## Extracts from a graphics dataset
========
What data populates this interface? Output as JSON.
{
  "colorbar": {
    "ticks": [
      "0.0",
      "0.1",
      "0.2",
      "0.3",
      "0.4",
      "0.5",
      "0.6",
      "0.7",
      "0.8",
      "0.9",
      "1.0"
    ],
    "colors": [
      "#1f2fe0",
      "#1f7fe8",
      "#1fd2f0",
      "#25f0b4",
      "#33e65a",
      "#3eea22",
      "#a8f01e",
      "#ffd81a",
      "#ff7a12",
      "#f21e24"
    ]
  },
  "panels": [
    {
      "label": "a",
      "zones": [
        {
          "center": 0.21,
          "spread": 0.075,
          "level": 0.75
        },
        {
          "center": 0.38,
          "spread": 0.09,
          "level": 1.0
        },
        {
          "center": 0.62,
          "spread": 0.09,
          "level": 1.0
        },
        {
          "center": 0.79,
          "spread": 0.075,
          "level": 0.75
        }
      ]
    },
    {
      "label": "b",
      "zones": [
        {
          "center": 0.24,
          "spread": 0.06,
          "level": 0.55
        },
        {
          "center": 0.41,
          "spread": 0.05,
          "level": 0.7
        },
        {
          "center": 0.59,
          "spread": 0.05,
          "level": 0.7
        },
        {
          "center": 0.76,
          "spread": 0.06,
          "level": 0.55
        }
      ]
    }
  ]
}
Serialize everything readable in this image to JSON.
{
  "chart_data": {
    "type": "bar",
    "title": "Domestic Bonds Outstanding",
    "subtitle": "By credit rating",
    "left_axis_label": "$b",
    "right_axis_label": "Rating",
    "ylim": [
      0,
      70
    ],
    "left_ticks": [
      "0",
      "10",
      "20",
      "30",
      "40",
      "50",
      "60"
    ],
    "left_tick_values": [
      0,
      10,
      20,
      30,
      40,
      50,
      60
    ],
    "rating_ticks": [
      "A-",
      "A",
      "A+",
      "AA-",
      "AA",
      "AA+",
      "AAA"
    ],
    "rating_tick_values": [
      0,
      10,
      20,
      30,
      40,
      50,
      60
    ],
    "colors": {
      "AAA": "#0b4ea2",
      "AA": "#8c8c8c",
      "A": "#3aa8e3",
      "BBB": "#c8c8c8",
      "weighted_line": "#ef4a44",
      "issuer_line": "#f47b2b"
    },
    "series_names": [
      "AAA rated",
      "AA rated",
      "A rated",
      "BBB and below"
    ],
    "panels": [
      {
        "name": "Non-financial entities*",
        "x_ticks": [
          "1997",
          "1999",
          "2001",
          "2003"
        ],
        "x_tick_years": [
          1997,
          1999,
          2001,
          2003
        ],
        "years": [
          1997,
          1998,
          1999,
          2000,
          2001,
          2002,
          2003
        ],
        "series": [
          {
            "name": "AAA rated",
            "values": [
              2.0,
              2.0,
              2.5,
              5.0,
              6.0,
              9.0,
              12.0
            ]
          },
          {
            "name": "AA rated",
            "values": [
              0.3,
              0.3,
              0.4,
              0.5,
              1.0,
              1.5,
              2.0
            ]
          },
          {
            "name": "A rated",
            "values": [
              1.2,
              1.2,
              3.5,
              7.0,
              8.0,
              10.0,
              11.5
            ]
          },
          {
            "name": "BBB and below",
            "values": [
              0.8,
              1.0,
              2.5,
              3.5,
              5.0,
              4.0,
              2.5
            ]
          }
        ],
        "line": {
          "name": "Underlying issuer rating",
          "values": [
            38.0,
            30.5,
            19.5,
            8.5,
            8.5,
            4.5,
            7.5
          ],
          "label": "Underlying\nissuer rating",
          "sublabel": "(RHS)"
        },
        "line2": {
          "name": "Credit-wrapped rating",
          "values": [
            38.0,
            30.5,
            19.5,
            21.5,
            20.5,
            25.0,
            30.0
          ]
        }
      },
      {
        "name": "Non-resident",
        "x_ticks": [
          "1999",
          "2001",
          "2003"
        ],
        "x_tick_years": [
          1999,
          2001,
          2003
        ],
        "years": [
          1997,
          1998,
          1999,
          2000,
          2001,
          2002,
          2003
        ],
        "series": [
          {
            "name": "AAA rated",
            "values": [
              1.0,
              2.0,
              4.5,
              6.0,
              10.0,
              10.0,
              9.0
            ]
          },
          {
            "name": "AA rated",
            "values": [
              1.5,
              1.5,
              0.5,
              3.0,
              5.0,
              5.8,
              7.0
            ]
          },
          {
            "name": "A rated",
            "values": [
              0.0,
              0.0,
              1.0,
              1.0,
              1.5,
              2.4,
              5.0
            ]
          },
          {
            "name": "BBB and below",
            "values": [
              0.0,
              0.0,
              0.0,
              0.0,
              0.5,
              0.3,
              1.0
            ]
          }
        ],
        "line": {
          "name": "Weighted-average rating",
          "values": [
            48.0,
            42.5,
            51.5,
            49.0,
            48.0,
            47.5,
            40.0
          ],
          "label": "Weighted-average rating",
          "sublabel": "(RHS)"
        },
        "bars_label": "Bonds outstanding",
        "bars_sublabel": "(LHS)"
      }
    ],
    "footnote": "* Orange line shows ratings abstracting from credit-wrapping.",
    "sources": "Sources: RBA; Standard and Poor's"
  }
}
========
## TO BE DONE
Reproduce the listing shown above in its entirety, exactly.

## RESPONSE TO THIS EXERCISE
What data populates this interface? Output as JSON.
{
  "colorbar": {
    "ticks": [
      "0.0",
      "0.1",
      "0.2",
      "0.3",
      "0.4",
      "0.5",
      "0.6",
      "0.7",
      "0.8",
      "0.9",
      "1.0"
    ],
    "colors": [
      "#1f2fe0",
      "#1f7fe8",
      "#1fd2f0",
      "#25f0b4",
      "#33e65a",
      "#3eea22",
      "#a8f01e",
      "#ffd81a",
      "#ff7a12",
      "#f21e24"
    ]
  },
  "panels": [
    {
      "label": "a",
      "zones": [
        {
          "center": 0.21,
          "spread": 0.075,
          "level": 0.75
        },
        {
          "center": 0.38,
          "spread": 0.09,
          "level": 1.0
        },
        {
          "center": 0.62,
          "spread": 0.09,
          "level": 1.0
        },
        {
          "center": 0.79,
          "spread": 0.075,
          "level": 0.75
        }
      ]
    },
    {
      "label": "b",
      "zones": [
        {
          "center": 0.24,
          "spread": 0.06,
          "level": 0.55
        },
        {
          "center": 0.41,
          "spread": 0.05,
          "level": 0.7
        },
        {
          "center": 0.59,
          "spread": 0.05,
          "level": 0.7
        },
        {
          "center": 0.76,
          "spread": 0.06,
          "level": 0.55
        }
      ]
    }
  ]
}
Serialize everything readable in this image to JSON.
{
  "chart_data": {
    "type": "bar",
    "title": "Domestic Bonds Outstanding",
    "subtitle": "By credit rating",
    "left_axis_label": "$b",
    "right_axis_label": "Rating",
    "ylim": [
      0,
      70
    ],
    "left_ticks": [
      "0",
      "10",
      "20",
      "30",
      "40",
      "50",
      "60"
    ],
    "left_tick_values": [
      0,
      10,
      20,
      30,
      40,
      50,
      60
    ],
    "rating_ticks": [
      "A-",
      "A",
      "A+",
      "AA-",
      "AA",
      "AA+",
      "AAA"
    ],
    "rating_tick_values": [
      0,
      10,
      20,
      30,
      40,
      50,
      60
    ],
    "colors": {
      "AAA": "#0b4ea2",
      "AA": "#8c8c8c",
      "A": "#3aa8e3",
      "BBB": "#c8c8c8",
      "weighted_line": "#ef4a44",
      "issuer_line": "#f47b2b"
    },
    "series_names": [
      "AAA rated",
      "AA rated",
      "A rated",
      "BBB and below"
    ],
    "panels": [
      {
        "name": "Non-financial entities*",
        "x_ticks": [
          "1997",
          "1999",
          "2001",
          "2003"
        ],
        "x_tick_years": [
          1997,
          1999,
          2001,
          2003
        ],
        "years": [
          1997,
          1998,
          1999,
          2000,
          2001,
          2002,
          2003
        ],
        "series": [
          {
            "name": "AAA rated",
            "values": [
              2.0,
              2.0,
              2.5,
              5.0,
              6.0,
              9.0,
              12.0
            ]
          },
          {
            "name": "AA rated",
            "values": [
              0.3,
              0.3,
              0.4,
              0.5,
              1.0,
              1.5,
              2.0
            ]
          },
          {
            "name": "A rated",
            "values": [
              1.2,
              1.2,
              3.5,
              7.0,
              8.0,
              10.0,
              11.5
            ]
          },
          {
            "name": "BBB and below",
            "values": [
              0.8,
              1.0,
              2.5,
              3.5,
              5.0,
              4.0,
              2.5
            ]
          }
        ],
        "line": {
          "name": "Underlying issuer rating",
          "values": [
            38.0,
            30.5,
            19.5,
            8.5,
            8.5,
            4.5,
            7.5
          ],
          "label": "Underlying\nissuer rating",
          "sublabel": "(RHS)"
        },
        "line2": {
          "name": "Credit-wrapped rating",
          "values": [
            38.0,
            30.5,
            19.5,
            21.5,
            20.5,
            25.0,
            30.0
          ]
        }
      },
      {
        "name": "Non-resident",
        "x_ticks": [
          "1999",
          "2001",
          "2003"
        ],
        "x_tick_years": [
          1999,
          2001,
          2003
        ],
        "years": [
          1997,
          1998,
          1999,
          2000,
          2001,
          2002,
          2003
        ],
        "series": [
          {
            "name": "AAA rated",
            "values": [
              1.0,
              2.0,
              4.5,
              6.0,
              10.0,
              10.0,
              9.0
            ]
          },
          {
            "name": "AA rated",
            "values": [
              1.5,
              1.5,
              0.5,
              3.0,
              5.0,
              5.8,
              7.0
            ]
          },
          {
            "name": "A rated",
            "values": [
              0.0,
              0.0,
              1.0,
              1.0,
              1.5,
              2.4,
              5.0
            ]
          },
          {
            "name": "BBB and below",
            "values": [
              0.0,
              0.0,
              0.0,
              0.0,
              0.5,
              0.3,
              1.0
            ]
          }
        ],
        "line": {
          "name": "Weighted-average rating",
          "values": [
            48.0,
            42.5,
            51.5,
            49.0,
            48.0,
            47.5,
            40.0
          ],
          "label": "Weighted-average rating",
          "sublabel": "(RHS)"
        },
        "bars_label": "Bonds outstanding",
        "bars_sublabel": "(LHS)"
      }
    ],
    "footnote": "* Orange line shows ratings abstracting from credit-wrapping.",
    "sources": "Sources: RBA; Standard and Poor's"
  }
}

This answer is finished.